Your task is to output all the records below, word for word.

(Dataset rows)
┄┄┄┄┄┄
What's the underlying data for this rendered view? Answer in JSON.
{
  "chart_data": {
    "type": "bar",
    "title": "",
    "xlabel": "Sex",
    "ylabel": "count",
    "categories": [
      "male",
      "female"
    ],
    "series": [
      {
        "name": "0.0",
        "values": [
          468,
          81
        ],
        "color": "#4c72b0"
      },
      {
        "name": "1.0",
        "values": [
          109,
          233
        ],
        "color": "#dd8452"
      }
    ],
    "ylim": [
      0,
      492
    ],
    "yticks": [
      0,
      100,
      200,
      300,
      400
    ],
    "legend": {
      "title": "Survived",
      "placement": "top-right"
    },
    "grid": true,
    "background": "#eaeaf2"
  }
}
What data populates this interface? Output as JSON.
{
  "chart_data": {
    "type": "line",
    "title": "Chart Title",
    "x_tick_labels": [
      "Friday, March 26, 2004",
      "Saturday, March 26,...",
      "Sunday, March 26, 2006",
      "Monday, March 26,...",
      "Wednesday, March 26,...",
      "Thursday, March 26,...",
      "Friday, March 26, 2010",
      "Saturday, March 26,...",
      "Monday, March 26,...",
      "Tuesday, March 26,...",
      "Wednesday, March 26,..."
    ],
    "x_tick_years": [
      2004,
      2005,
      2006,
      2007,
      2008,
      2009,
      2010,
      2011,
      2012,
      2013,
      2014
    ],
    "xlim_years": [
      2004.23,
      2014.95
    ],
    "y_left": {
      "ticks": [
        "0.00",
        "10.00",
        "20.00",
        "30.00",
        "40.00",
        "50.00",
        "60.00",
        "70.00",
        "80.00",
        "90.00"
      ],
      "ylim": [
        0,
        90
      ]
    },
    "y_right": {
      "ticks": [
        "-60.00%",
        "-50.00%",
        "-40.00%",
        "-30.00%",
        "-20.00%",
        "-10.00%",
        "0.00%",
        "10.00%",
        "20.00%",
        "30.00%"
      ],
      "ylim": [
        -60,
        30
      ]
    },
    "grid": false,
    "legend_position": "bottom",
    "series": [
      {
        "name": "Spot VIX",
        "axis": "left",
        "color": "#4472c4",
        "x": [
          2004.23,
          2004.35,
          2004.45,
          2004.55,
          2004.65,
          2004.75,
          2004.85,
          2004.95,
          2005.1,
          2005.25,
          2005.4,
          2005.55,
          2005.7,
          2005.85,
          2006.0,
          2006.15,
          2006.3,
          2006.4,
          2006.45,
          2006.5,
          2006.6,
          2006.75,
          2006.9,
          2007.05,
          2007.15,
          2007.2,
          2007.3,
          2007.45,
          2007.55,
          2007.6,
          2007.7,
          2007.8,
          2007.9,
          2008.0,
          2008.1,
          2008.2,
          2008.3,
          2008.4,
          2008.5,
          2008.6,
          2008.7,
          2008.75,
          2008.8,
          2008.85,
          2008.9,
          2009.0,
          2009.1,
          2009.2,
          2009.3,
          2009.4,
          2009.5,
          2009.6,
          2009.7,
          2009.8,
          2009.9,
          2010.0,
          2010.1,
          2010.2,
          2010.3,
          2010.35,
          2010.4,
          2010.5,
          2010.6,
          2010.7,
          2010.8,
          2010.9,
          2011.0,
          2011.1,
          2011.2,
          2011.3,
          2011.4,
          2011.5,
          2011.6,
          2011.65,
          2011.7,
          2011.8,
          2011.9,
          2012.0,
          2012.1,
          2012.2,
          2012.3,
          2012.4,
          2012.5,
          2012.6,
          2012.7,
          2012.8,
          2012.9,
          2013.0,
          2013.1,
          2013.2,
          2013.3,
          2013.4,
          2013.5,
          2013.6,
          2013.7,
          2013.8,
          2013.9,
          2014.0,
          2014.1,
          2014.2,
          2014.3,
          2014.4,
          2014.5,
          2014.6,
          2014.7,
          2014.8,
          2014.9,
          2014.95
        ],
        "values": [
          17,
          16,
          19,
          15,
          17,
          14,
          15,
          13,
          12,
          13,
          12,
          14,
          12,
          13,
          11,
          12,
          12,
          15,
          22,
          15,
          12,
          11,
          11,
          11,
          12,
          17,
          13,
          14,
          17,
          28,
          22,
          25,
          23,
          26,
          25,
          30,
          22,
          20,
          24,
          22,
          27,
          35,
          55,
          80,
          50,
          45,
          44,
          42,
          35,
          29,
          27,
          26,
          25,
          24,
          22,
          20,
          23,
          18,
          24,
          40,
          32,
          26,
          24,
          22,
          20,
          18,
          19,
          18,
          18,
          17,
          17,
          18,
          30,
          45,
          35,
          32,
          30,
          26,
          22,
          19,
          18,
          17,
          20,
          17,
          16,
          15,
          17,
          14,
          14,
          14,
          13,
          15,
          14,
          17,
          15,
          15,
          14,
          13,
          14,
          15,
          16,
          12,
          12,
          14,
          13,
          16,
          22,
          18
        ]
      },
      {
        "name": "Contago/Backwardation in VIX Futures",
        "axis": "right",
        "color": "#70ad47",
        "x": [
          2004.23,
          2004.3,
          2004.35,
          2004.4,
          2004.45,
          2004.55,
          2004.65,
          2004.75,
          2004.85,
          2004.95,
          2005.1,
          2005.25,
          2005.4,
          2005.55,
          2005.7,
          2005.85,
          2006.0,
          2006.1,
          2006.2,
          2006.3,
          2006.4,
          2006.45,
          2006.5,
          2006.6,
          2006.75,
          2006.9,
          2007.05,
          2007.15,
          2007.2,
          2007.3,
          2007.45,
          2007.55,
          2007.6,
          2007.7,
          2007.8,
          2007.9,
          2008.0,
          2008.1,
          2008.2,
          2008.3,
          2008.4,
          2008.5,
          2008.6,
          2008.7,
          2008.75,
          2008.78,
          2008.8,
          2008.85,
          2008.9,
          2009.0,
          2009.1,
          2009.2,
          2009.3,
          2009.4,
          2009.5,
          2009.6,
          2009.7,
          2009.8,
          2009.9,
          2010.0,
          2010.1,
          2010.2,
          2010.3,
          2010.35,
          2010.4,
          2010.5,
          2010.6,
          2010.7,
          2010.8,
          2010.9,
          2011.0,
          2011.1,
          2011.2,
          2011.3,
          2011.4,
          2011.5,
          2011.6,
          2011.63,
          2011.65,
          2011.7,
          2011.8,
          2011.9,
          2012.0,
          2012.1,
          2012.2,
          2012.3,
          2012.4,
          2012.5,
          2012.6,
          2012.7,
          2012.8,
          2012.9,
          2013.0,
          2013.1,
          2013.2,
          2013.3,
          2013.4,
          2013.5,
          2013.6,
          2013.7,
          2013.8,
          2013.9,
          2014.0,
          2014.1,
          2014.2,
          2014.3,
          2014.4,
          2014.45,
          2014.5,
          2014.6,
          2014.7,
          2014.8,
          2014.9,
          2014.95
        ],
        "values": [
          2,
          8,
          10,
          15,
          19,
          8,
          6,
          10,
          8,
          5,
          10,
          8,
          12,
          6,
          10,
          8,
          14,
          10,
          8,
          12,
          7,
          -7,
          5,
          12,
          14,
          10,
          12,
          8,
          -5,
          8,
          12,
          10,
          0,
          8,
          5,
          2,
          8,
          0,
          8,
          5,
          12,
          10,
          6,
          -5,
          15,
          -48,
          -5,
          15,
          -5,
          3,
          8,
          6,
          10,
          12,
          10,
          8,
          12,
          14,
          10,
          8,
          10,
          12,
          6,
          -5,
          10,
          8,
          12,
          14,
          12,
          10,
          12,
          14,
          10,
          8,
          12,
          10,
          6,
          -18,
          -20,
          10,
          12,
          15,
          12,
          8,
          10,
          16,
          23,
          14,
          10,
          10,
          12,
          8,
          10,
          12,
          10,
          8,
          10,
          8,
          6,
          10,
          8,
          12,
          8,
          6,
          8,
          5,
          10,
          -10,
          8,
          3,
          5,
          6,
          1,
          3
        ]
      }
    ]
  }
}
┄┄┄┄┄┄
Solution to the problem —
What's the underlying data for this rendered view? Answer in JSON.
{
  "chart_data": {
    "type": "bar",
    "title": "",
    "xlabel": "Sex",
    "ylabel": "count",
    "categories": [
      "male",
      "female"
    ],
    "series": [
      {
        "name": "0.0",
        "values": [
          468,
          81
        ],
        "color": "#4c72b0"
      },
      {
        "name": "1.0",
        "values": [
          109,
          233
        ],
        "color": "#dd8452"
      }
    ],
    "ylim": [
      0,
      492
    ],
    "yticks": [
      0,
      100,
      200,
      300,
      400
    ],
    "legend": {
      "title": "Survived",
      "placement": "top-right"
    },
    "grid": true,
    "background": "#eaeaf2"
  }
}
What data populates this interface? Output as JSON.
{
  "chart_data": {
    "type": "line",
    "title": "Chart Title",
    "x_tick_labels": [
      "Friday, March 26, 2004",
      "Saturday, March 26,...",
      "Sunday, March 26, 2006",
      "Monday, March 26,...",
      "Wednesday, March 26,...",
      "Thursday, March 26,...",
      "Friday, March 26, 2010",
      "Saturday, March 26,...",
      "Monday, March 26,...",
      "Tuesday, March 26,...",
      "Wednesday, March 26,..."
    ],
    "x_tick_years": [
      2004,
      2005,
      2006,
      2007,
      2008,
      2009,
      2010,
      2011,
      2012,
      2013,
      2014
    ],
    "xlim_years": [
      2004.23,
      2014.95
    ],
    "y_left": {
      "ticks": [
        "0.00",
        "10.00",
        "20.00",
        "30.00",
        "40.00",
        "50.00",
        "60.00",
        "70.00",
        "80.00",
        "90.00"
      ],
      "ylim": [
        0,
        90
      ]
    },
    "y_right": {
      "ticks": [
        "-60.00%",
        "-50.00%",
        "-40.00%",
        "-30.00%",
        "-20.00%",
        "-10.00%",
        "0.00%",
        "10.00%",
        "20.00%",
        "30.00%"
      ],
      "ylim": [
        -60,
        30
      ]
    },
    "grid": false,
    "legend_position": "bottom",
    "series": [
      {
        "name": "Spot VIX",
        "axis": "left",
        "color": "#4472c4",
        "x": [
          2004.23,
          2004.35,
          2004.45,
          2004.55,
          2004.65,
          2004.75,
          2004.85,
          2004.95,
          2005.1,
          2005.25,
          2005.4,
          2005.55,
          2005.7,
          2005.85,
          2006.0,
          2006.15,
          2006.3,
          2006.4,
          2006.45,
          2006.5,
          2006.6,
          2006.75,
          2006.9,
          2007.05,
          2007.15,
          2007.2,
          2007.3,
          2007.45,
          2007.55,
          2007.6,
          2007.7,
          2007.8,
          2007.9,
          2008.0,
          2008.1,
          2008.2,
          2008.3,
          2008.4,
          2008.5,
          2008.6,
          2008.7,
          2008.75,
          2008.8,
          2008.85,
          2008.9,
          2009.0,
          2009.1,
          2009.2,
          2009.3,
          2009.4,
          2009.5,
          2009.6,
          2009.7,
          2009.8,
          2009.9,
          2010.0,
          2010.1,
          2010.2,
          2010.3,
          2010.35,
          2010.4,
          2010.5,
          2010.6,
          2010.7,
          2010.8,
          2010.9,
          2011.0,
          2011.1,
          2011.2,
          2011.3,
          2011.4,
          2011.5,
          2011.6,
          2011.65,
          2011.7,
          2011.8,
          2011.9,
          2012.0,
          2012.1,
          2012.2,
          2012.3,
          2012.4,
          2012.5,
          2012.6,
          2012.7,
          2012.8,
          2012.9,
          2013.0,
          2013.1,
          2013.2,
          2013.3,
          2013.4,
          2013.5,
          2013.6,
          2013.7,
          2013.8,
          2013.9,
          2014.0,
          2014.1,
          2014.2,
          2014.3,
          2014.4,
          2014.5,
          2014.6,
          2014.7,
          2014.8,
          2014.9,
          2014.95
        ],
        "values": [
          17,
          16,
          19,
          15,
          17,
          14,
          15,
          13,
          12,
          13,
          12,
          14,
          12,
          13,
          11,
          12,
          12,
          15,
          22,
          15,
          12,
          11,
          11,
          11,
          12,
          17,
          13,
          14,
          17,
          28,
          22,
          25,
          23,
          26,
          25,
          30,
          22,
          20,
          24,
          22,
          27,
          35,
          55,
          80,
          50,
          45,
          44,
          42,
          35,
          29,
          27,
          26,
          25,
          24,
          22,
          20,
          23,
          18,
          24,
          40,
          32,
          26,
          24,
          22,
          20,
          18,
          19,
          18,
          18,
          17,
          17,
          18,
          30,
          45,
          35,
          32,
          30,
          26,
          22,
          19,
          18,
          17,
          20,
          17,
          16,
          15,
          17,
          14,
          14,
          14,
          13,
          15,
          14,
          17,
          15,
          15,
          14,
          13,
          14,
          15,
          16,
          12,
          12,
          14,
          13,
          16,
          22,
          18
        ]
      },
      {
        "name": "Contago/Backwardation in VIX Futures",
        "axis": "right",
        "color": "#70ad47",
        "x": [
          2004.23,
          2004.3,
          2004.35,
          2004.4,
          2004.45,
          2004.55,
          2004.65,
          2004.75,
          2004.85,
          2004.95,
          2005.1,
          2005.25,
          2005.4,
          2005.55,
          2005.7,
          2005.85,
          2006.0,
          2006.1,
          2006.2,
          2006.3,
          2006.4,
          2006.45,
          2006.5,
          2006.6,
          2006.75,
          2006.9,
          2007.05,
          2007.15,
          2007.2,
          2007.3,
          2007.45,
          2007.55,
          2007.6,
          2007.7,
          2007.8,
          2007.9,
          2008.0,
          2008.1,
          2008.2,
          2008.3,
          2008.4,
          2008.5,
          2008.6,
          2008.7,
          2008.75,
          2008.78,
          2008.8,
          2008.85,
          2008.9,
          2009.0,
          2009.1,
          2009.2,
          2009.3,
          2009.4,
          2009.5,
          2009.6,
          2009.7,
          2009.8,
          2009.9,
          2010.0,
          2010.1,
          2010.2,
          2010.3,
          2010.35,
          2010.4,
          2010.5,
          2010.6,
          2010.7,
          2010.8,
          2010.9,
          2011.0,
          2011.1,
          2011.2,
          2011.3,
          2011.4,
          2011.5,
          2011.6,
          2011.63,
          2011.65,
          2011.7,
          2011.8,
          2011.9,
          2012.0,
          2012.1,
          2012.2,
          2012.3,
          2012.4,
          2012.5,
          2012.6,
          2012.7,
          2012.8,
          2012.9,
          2013.0,
          2013.1,
          2013.2,
          2013.3,
          2013.4,
          2013.5,
          2013.6,
          2013.7,
          2013.8,
          2013.9,
          2014.0,
          2014.1,
          2014.2,
          2014.3,
          2014.4,
          2014.45,
          2014.5,
          2014.6,
          2014.7,
          2014.8,
          2014.9,
          2014.95
        ],
        "values": [
          2,
          8,
          10,
          15,
          19,
          8,
          6,
          10,
          8,
          5,
          10,
          8,
          12,
          6,
          10,
          8,
          14,
          10,
          8,
          12,
          7,
          -7,
          5,
          12,
          14,
          10,
          12,
          8,
          -5,
          8,
          12,
          10,
          0,
          8,
          5,
          2,
          8,
          0,
          8,
          5,
          12,
          10,
          6,
          -5,
          15,
          -48,
          -5,
          15,
          -5,
          3,
          8,
          6,
          10,
          12,
          10,
          8,
          12,
          14,
          10,
          8,
          10,
          12,
          6,
          -5,
          10,
          8,
          12,
          14,
          12,
          10,
          12,
          14,
          10,
          8,
          12,
          10,
          6,
          -18,
          -20,
          10,
          12,
          15,
          12,
          8,
          10,
          16,
          23,
          14,
          10,
          10,
          12,
          8,
          10,
          12,
          10,
          8,
          10,
          8,
          6,
          10,
          8,
          12,
          8,
          6,
          8,
          5,
          10,
          -10,
          8,
          3,
          5,
          6,
          1,
          3
        ]
      }
    ]
  }
}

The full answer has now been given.